_GIVEN RECORDS_.
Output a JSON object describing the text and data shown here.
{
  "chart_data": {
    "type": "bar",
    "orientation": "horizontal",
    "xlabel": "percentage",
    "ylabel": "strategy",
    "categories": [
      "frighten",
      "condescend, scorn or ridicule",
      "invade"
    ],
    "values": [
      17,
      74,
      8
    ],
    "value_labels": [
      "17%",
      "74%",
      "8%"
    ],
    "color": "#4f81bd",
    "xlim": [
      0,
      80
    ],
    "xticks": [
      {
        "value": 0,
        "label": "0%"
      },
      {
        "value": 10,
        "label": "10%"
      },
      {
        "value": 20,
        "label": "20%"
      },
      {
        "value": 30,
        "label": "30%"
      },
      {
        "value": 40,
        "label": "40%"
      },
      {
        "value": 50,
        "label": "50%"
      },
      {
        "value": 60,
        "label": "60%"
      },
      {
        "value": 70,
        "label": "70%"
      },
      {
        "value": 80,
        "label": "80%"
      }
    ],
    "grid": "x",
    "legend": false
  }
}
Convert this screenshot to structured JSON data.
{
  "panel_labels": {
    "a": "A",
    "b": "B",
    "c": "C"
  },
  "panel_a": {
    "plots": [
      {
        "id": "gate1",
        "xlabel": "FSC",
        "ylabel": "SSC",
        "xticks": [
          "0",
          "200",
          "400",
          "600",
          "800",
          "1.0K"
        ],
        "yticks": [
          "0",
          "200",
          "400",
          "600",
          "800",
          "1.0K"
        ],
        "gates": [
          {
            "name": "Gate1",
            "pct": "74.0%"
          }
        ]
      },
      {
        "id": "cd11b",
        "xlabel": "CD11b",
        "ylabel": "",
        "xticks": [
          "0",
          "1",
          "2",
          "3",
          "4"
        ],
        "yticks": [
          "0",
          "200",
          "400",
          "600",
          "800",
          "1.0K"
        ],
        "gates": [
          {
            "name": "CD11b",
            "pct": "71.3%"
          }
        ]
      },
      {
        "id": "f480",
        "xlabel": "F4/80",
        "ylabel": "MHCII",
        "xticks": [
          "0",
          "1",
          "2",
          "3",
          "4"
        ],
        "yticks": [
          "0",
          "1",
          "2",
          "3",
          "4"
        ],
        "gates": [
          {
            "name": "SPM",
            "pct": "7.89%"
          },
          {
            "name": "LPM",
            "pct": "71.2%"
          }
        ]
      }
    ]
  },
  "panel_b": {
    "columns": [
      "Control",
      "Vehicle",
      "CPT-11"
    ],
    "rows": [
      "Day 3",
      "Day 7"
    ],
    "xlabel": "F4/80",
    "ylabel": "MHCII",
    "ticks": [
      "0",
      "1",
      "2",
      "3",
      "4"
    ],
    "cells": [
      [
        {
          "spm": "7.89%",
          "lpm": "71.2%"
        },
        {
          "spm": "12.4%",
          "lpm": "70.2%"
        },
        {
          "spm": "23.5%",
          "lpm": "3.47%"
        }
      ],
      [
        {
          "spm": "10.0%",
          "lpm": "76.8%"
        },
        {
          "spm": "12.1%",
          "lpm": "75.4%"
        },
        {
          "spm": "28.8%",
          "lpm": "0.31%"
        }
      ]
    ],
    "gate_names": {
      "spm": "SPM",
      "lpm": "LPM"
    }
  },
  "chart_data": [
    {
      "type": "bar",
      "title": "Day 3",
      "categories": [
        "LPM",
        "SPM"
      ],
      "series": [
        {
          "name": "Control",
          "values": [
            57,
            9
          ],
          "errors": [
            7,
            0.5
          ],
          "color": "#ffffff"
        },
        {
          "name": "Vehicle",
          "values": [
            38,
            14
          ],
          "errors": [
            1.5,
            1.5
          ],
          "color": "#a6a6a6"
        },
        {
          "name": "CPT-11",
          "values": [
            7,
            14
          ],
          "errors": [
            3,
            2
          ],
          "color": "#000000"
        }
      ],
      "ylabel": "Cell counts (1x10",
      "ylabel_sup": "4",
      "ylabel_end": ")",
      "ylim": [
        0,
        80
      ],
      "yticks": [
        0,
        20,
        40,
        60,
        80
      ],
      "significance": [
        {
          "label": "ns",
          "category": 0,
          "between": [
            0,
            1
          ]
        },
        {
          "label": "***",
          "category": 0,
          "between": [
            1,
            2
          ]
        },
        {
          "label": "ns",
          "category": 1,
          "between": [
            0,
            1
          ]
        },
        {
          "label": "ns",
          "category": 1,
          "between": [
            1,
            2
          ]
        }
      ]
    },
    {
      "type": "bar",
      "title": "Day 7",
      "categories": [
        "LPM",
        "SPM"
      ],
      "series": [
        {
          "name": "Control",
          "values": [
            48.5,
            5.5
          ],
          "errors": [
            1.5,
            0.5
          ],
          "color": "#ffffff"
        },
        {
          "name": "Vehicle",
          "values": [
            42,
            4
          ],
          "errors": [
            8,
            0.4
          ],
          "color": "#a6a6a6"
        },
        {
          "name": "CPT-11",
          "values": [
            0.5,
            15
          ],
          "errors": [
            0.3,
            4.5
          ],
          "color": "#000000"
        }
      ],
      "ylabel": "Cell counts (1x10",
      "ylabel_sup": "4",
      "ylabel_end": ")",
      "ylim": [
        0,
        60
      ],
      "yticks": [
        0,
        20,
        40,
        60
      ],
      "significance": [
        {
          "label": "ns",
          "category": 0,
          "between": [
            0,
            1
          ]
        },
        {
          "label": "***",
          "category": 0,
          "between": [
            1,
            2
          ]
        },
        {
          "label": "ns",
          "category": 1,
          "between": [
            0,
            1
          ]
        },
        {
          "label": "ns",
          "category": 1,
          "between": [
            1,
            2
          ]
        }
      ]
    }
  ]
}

_WHAT THIS TASK INVOLVES_. Repeat the entries exactly, all of them.

_REPLY TO THE EXERCISE_.
Output a JSON object describing the text and data shown here.
{
  "chart_data": {
    "type": "bar",
    "orientation": "horizontal",
    "xlabel": "percentage",
    "ylabel": "strategy",
    "categories": [
      "frighten",
      "condescend, scorn or ridicule",
      "invade"
    ],
    "values": [
      17,
      74,
      8
    ],
    "value_labels": [
      "17%",
      "74%",
      "8%"
    ],
    "color": "#4f81bd",
    "xlim": [
      0,
      80
    ],
    "xticks": [
      {
        "value": 0,
        "label": "0%"
      },
      {
        "value": 10,
        "label": "10%"
      },
      {
        "value": 20,
        "label": "20%"
      },
      {
        "value": 30,
        "label": "30%"
      },
      {
        "value": 40,
        "label": "40%"
      },
      {
        "value": 50,
        "label": "50%"
      },
      {
        "value": 60,
        "label": "60%"
      },
      {
        "value": 70,
        "label": "70%"
      },
      {
        "value": 80,
        "label": "80%"
      }
    ],
    "grid": "x",
    "legend": false
  }
}
Convert this screenshot to structured JSON data.
{
  "panel_labels": {
    "a": "A",
    "b": "B",
    "c": "C"
  },
  "panel_a": {
    "plots": [
      {
        "id": "gate1",
        "xlabel": "FSC",
        "ylabel": "SSC",
        "xticks": [
          "0",
          "200",
          "400",
          "600",
          "800",
          "1.0K"
        ],
        "yticks": [
          "0",
          "200",
          "400",
          "600",
          "800",
          "1.0K"
        ],
        "gates": [
          {
            "name": "Gate1",
            "pct": "74.0%"
          }
        ]
      },
      {
        "id": "cd11b",
        "xlabel": "CD11b",
        "ylabel": "",
        "xticks": [
          "0",
          "1",
          "2",
          "3",
          "4"
        ],
        "yticks": [
          "0",
          "200",
          "400",
          "600",
          "800",
          "1.0K"
        ],
        "gates": [
          {
            "name": "CD11b",
            "pct": "71.3%"
          }
        ]
      },
      {
        "id": "f480",
        "xlabel": "F4/80",
        "ylabel": "MHCII",
        "xticks": [
          "0",
          "1",
          "2",
          "3",
          "4"
        ],
        "yticks": [
          "0",
          "1",
          "2",
          "3",
          "4"
        ],
        "gates": [
          {
            "name": "SPM",
            "pct": "7.89%"
          },
          {
            "name": "LPM",
            "pct": "71.2%"
          }
        ]
      }
    ]
  },
  "panel_b": {
    "columns": [
      "Control",
      "Vehicle",
      "CPT-11"
    ],
    "rows": [
      "Day 3",
      "Day 7"
    ],
    "xlabel": "F4/80",
    "ylabel": "MHCII",
    "ticks": [
      "0",
      "1",
      "2",
      "3",
      "4"
    ],
    "cells": [
      [
        {
          "spm": "7.89%",
          "lpm": "71.2%"
        },
        {
          "spm": "12.4%",
          "lpm": "70.2%"
        },
        {
          "spm": "23.5%",
          "lpm": "3.47%"
        }
      ],
      [
        {
          "spm": "10.0%",
          "lpm": "76.8%"
        },
        {
          "spm": "12.1%",
          "lpm": "75.4%"
        },
        {
          "spm": "28.8%",
          "lpm": "0.31%"
        }
      ]
    ],
    "gate_names": {
      "spm": "SPM",
      "lpm": "LPM"
    }
  },
  "chart_data": [
    {
      "type": "bar",
      "title": "Day 3",
      "categories": [
        "LPM",
        "SPM"
      ],
      "series": [
        {
          "name": "Control",
          "values": [
            57,
            9
          ],
          "errors": [
            7,
            0.5
          ],
          "color": "#ffffff"
        },
        {
          "name": "Vehicle",
          "values": [
            38,
            14
          ],
          "errors": [
            1.5,
            1.5
          ],
          "color": "#a6a6a6"
        },
        {
          "name": "CPT-11",
          "values": [
            7,
            14
          ],
          "errors": [
            3,
            2
          ],
          "color": "#000000"
        }
      ],
      "ylabel": "Cell counts (1x10",
      "ylabel_sup": "4",
      "ylabel_end": ")",
      "ylim": [
        0,
        80
      ],
      "yticks": [
        0,
        20,
        40,
        60,
        80
      ],
      "significance": [
        {
          "label": "ns",
          "category": 0,
          "between": [
            0,
            1
          ]
        },
        {
          "label": "***",
          "category": 0,
          "between": [
            1,
            2
          ]
        },
        {
          "label": "ns",
          "category": 1,
          "between": [
            0,
            1
          ]
        },
        {
          "label": "ns",
          "category": 1,
          "between": [
            1,
            2
          ]
        }
      ]
    },
    {
      "type": "bar",
      "title": "Day 7",
      "categories": [
        "LPM",
        "SPM"
      ],
      "series": [
        {
          "name": "Control",
          "values": [
            48.5,
            5.5
          ],
          "errors": [
            1.5,
            0.5
          ],
          "color": "#ffffff"
        },
        {
          "name": "Vehicle",
          "values": [
            42,
            4
          ],
          "errors": [
            8,
            0.4
          ],
          "color": "#a6a6a6"
        },
        {
          "name": "CPT-11",
          "values": [
            0.5,
            15
          ],
          "errors": [
            0.3,
            4.5
          ],
          "color": "#000000"
        }
      ],
      "ylabel": "Cell counts (1x10",
      "ylabel_sup": "4",
      "ylabel_end": ")",
      "ylim": [
        0,
        60
      ],
      "yticks": [
        0,
        20,
        40,
        60
      ],
      "significance": [
        {
          "label": "ns",
          "category": 0,
          "between": [
            0,
            1
          ]
        },
        {
          "label": "***",
          "category": 0,
          "between": [
            1,
            2
          ]
        },
        {
          "label": "ns",
          "category": 1,
          "between": [
            0,
            1
          ]
        },
        {
          "label": "ns",
          "category": 1,
          "between": [
            1,
            2
          ]
        }
      ]
    }
  ]
}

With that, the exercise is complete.